━━━ DATASET RECORDS

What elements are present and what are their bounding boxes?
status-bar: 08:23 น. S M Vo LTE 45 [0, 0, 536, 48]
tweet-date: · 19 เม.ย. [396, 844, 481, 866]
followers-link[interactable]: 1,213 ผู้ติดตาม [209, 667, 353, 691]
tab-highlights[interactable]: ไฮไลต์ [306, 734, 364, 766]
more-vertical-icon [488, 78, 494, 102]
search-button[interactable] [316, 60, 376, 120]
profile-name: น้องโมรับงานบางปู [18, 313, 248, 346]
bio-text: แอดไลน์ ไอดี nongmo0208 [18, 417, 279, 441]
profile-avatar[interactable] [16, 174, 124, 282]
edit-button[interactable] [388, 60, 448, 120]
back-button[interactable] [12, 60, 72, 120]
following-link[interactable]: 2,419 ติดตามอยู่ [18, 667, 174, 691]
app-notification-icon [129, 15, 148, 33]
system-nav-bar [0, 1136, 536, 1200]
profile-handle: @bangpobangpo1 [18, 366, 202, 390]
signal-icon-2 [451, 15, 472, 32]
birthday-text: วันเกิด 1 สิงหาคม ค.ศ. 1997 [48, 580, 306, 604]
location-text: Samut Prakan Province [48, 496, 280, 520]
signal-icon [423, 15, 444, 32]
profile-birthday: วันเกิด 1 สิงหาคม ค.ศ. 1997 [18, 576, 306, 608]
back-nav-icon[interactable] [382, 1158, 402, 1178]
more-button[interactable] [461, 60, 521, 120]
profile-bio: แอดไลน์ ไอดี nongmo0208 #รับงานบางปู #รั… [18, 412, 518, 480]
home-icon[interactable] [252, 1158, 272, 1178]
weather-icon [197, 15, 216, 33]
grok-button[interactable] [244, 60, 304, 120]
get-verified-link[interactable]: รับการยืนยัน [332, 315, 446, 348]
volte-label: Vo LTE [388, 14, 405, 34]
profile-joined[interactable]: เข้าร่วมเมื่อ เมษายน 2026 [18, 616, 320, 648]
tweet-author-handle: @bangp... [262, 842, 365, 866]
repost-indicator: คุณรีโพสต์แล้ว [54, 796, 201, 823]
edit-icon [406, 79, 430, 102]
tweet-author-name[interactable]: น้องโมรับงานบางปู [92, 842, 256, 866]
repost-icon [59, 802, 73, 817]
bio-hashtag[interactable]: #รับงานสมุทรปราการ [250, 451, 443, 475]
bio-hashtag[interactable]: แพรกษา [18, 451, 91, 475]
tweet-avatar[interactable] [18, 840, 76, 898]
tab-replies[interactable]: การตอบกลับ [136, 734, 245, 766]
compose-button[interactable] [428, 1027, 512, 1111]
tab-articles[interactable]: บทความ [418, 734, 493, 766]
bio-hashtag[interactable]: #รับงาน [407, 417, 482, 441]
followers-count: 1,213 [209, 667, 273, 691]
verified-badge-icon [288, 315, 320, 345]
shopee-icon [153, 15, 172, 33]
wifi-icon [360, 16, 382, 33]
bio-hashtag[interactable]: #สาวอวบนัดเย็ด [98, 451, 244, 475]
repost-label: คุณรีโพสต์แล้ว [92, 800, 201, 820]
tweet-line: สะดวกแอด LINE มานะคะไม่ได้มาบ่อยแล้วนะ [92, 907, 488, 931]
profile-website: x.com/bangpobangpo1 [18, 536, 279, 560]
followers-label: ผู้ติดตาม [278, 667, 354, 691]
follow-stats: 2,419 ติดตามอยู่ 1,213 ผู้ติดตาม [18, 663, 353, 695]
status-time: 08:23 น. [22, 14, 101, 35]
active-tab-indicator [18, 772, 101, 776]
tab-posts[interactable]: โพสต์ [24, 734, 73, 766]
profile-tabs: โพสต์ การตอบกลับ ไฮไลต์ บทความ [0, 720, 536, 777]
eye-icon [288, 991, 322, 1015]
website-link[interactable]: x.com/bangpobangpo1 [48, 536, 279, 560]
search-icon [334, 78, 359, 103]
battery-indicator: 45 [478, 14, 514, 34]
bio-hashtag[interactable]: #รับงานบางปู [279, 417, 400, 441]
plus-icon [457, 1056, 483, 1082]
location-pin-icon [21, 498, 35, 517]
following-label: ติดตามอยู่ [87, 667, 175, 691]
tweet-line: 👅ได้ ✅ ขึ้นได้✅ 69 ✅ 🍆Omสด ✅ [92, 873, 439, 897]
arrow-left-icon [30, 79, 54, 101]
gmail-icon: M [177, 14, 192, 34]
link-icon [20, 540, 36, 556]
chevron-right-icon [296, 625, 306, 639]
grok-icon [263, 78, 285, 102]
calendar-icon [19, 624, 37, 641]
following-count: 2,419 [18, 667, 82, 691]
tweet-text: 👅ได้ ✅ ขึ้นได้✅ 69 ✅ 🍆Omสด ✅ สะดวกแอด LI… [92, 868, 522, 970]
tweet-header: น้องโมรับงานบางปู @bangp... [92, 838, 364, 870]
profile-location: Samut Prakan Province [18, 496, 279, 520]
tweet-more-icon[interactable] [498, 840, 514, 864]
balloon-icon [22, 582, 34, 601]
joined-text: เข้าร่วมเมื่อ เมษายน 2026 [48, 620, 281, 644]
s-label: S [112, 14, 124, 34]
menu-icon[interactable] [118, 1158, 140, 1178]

━━━━━━

* TASK DETAILS: Copy every line of the data above, without changing anything.

* WRITTEN ANSWER:
What elements are present and what are their bounding boxes?
status-bar: 08:23 น. S M Vo LTE 45 [0, 0, 536, 48]
tweet-date: · 19 เม.ย. [396, 844, 481, 866]
followers-link[interactable]: 1,213 ผู้ติดตาม [209, 667, 353, 691]
tab-highlights[interactable]: ไฮไลต์ [306, 734, 364, 766]
more-vertical-icon [488, 78, 494, 102]
search-button[interactable] [316, 60, 376, 120]
profile-name: น้องโมรับงานบางปู [18, 313, 248, 346]
bio-text: แอดไลน์ ไอดี nongmo0208 [18, 417, 279, 441]
profile-avatar[interactable] [16, 174, 124, 282]
edit-button[interactable] [388, 60, 448, 120]
back-button[interactable] [12, 60, 72, 120]
following-link[interactable]: 2,419 ติดตามอยู่ [18, 667, 174, 691]
app-notification-icon [129, 15, 148, 33]
system-nav-bar [0, 1136, 536, 1200]
profile-handle: @bangpobangpo1 [18, 366, 202, 390]
signal-icon-2 [451, 15, 472, 32]
birthday-text: วันเกิด 1 สิงหาคม ค.ศ. 1997 [48, 580, 306, 604]
location-text: Samut Prakan Province [48, 496, 280, 520]
signal-icon [423, 15, 444, 32]
profile-birthday: วันเกิด 1 สิงหาคม ค.ศ. 1997 [18, 576, 306, 608]
back-nav-icon[interactable] [382, 1158, 402, 1178]
more-button[interactable] [461, 60, 521, 120]
profile-bio: แอดไลน์ ไอดี nongmo0208 #รับงานบางปู #รั… [18, 412, 518, 480]
home-icon[interactable] [252, 1158, 272, 1178]
weather-icon [197, 15, 216, 33]
grok-button[interactable] [244, 60, 304, 120]
get-verified-link[interactable]: รับการยืนยัน [332, 315, 446, 348]
volte-label: Vo LTE [388, 14, 405, 34]
profile-joined[interactable]: เข้าร่วมเมื่อ เมษายน 2026 [18, 616, 320, 648]
tweet-author-handle: @bangp... [262, 842, 365, 866]
repost-indicator: คุณรีโพสต์แล้ว [54, 796, 201, 823]
edit-icon [406, 79, 430, 102]
tweet-author-name[interactable]: น้องโมรับงานบางปู [92, 842, 256, 866]
repost-icon [59, 802, 73, 817]
bio-hashtag[interactable]: #รับงานสมุทรปราการ [250, 451, 443, 475]
bio-hashtag[interactable]: แพรกษา [18, 451, 91, 475]
tweet-avatar[interactable] [18, 840, 76, 898]
tab-replies[interactable]: การตอบกลับ [136, 734, 245, 766]
compose-button[interactable] [428, 1027, 512, 1111]
tab-articles[interactable]: บทความ [418, 734, 493, 766]
bio-hashtag[interactable]: #รับงาน [407, 417, 482, 441]
followers-count: 1,213 [209, 667, 273, 691]
verified-badge-icon [288, 315, 320, 345]
shopee-icon [153, 15, 172, 33]
wifi-icon [360, 16, 382, 33]
bio-hashtag[interactable]: #สาวอวบนัดเย็ด [98, 451, 244, 475]
repost-label: คุณรีโพสต์แล้ว [92, 800, 201, 820]
tweet-line: สะดวกแอด LINE มานะคะไม่ได้มาบ่อยแล้วนะ [92, 907, 488, 931]
profile-website: x.com/bangpobangpo1 [18, 536, 279, 560]
followers-label: ผู้ติดตาม [278, 667, 354, 691]
follow-stats: 2,419 ติดตามอยู่ 1,213 ผู้ติดตาม [18, 663, 353, 695]
status-time: 08:23 น. [22, 14, 101, 35]
active-tab-indicator [18, 772, 101, 776]
tab-posts[interactable]: โพสต์ [24, 734, 73, 766]
profile-tabs: โพสต์ การตอบกลับ ไฮไลต์ บทความ [0, 720, 536, 777]
eye-icon [288, 991, 322, 1015]
website-link[interactable]: x.com/bangpobangpo1 [48, 536, 279, 560]
search-icon [334, 78, 359, 103]
battery-indicator: 45 [478, 14, 514, 34]
bio-hashtag[interactable]: #รับงานบางปู [279, 417, 400, 441]
plus-icon [457, 1056, 483, 1082]
location-pin-icon [21, 498, 35, 517]
following-label: ติดตามอยู่ [87, 667, 175, 691]
tweet-line: 👅ได้ ✅ ขึ้นได้✅ 69 ✅ 🍆Omสด ✅ [92, 873, 439, 897]
arrow-left-icon [30, 79, 54, 101]
gmail-icon: M [177, 14, 192, 34]
link-icon [20, 540, 36, 556]
chevron-right-icon [296, 625, 306, 639]
grok-icon [263, 78, 285, 102]
calendar-icon [19, 624, 37, 641]
following-count: 2,419 [18, 667, 82, 691]
tweet-text: 👅ได้ ✅ ขึ้นได้✅ 69 ✅ 🍆Omสด ✅ สะดวกแอด LI… [92, 868, 522, 970]
tweet-header: น้องโมรับงานบางปู @bangp... [92, 838, 364, 870]
profile-location: Samut Prakan Province [18, 496, 279, 520]
tweet-more-icon[interactable] [498, 840, 514, 864]
balloon-icon [22, 582, 34, 601]
joined-text: เข้าร่วมเมื่อ เมษายน 2026 [48, 620, 281, 644]
s-label: S [112, 14, 124, 34]
menu-icon[interactable] [118, 1158, 140, 1178]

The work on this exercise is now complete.